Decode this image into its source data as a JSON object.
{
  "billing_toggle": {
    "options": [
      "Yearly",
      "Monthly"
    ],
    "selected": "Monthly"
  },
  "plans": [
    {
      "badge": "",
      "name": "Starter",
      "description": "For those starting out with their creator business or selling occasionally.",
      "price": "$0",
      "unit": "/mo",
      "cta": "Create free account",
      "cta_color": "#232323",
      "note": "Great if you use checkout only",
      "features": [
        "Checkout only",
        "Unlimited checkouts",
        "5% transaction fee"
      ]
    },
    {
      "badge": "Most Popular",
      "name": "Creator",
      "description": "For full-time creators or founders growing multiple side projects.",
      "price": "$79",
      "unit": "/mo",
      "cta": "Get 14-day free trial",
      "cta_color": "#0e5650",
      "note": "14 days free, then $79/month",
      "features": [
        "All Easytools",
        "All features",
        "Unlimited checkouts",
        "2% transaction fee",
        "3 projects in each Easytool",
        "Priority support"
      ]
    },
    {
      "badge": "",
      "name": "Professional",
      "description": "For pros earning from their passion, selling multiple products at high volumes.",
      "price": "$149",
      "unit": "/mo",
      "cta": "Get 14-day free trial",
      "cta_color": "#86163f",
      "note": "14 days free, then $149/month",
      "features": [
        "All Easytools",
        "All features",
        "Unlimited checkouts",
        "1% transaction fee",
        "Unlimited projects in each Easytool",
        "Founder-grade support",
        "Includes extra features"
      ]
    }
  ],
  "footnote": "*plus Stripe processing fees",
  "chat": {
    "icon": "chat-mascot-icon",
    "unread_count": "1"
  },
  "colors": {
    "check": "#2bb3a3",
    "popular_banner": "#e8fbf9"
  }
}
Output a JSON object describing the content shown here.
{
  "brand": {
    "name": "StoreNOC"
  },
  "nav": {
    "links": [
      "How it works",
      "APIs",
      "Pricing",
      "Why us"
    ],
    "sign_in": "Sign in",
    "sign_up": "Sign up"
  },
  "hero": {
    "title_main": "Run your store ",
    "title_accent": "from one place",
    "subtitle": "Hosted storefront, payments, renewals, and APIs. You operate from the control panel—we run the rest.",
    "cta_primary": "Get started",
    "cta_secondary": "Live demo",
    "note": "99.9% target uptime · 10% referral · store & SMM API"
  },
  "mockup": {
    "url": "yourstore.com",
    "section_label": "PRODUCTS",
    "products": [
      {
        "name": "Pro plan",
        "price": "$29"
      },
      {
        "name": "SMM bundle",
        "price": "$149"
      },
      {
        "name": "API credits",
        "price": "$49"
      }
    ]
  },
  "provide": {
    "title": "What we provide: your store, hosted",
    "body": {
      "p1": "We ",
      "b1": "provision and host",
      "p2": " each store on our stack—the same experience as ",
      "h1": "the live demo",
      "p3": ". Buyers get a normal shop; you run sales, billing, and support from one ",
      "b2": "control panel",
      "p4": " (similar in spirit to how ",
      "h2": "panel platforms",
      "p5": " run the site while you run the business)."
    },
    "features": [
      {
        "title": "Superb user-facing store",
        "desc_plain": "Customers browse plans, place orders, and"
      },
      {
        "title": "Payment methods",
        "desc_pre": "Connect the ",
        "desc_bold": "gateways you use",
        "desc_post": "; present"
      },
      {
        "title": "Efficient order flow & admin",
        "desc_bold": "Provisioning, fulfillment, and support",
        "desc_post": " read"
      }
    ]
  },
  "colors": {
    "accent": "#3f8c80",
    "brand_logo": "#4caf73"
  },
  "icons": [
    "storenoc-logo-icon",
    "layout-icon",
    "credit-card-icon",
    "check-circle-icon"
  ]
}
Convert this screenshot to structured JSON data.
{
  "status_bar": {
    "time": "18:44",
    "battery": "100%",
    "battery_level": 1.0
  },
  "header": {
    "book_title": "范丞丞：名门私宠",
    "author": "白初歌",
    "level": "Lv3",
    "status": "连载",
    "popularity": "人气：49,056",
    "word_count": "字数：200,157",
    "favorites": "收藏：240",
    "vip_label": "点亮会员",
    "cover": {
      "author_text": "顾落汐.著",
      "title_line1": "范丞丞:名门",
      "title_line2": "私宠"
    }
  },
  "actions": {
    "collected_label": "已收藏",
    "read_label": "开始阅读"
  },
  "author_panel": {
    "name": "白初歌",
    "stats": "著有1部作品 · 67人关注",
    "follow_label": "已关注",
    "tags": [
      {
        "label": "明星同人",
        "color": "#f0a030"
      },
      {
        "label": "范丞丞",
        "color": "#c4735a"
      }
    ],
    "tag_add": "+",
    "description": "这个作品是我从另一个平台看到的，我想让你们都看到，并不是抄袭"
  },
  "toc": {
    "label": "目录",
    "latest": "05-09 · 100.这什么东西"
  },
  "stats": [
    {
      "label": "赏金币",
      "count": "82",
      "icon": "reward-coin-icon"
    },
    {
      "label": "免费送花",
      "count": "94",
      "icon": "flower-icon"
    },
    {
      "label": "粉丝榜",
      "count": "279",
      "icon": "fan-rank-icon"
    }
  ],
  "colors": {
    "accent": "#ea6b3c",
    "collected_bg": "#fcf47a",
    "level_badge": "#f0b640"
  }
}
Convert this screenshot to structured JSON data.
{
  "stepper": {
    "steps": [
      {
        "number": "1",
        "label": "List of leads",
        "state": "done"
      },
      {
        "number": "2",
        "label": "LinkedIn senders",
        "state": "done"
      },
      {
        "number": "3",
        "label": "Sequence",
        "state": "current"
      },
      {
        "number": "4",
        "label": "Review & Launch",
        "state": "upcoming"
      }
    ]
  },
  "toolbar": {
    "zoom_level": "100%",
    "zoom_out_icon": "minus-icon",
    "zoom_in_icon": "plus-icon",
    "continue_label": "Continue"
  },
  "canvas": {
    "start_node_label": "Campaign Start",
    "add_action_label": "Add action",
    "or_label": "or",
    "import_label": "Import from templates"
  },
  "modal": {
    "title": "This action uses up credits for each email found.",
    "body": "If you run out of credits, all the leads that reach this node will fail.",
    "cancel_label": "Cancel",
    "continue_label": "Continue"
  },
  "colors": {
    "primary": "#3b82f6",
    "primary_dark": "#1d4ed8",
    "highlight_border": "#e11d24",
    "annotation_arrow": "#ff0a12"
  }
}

- **The problem**
Which lines in the records above contain the string "only"? Copy each one.

- **Answer to this task**
      "note": "Great if you use checkout only",
        "Checkout only",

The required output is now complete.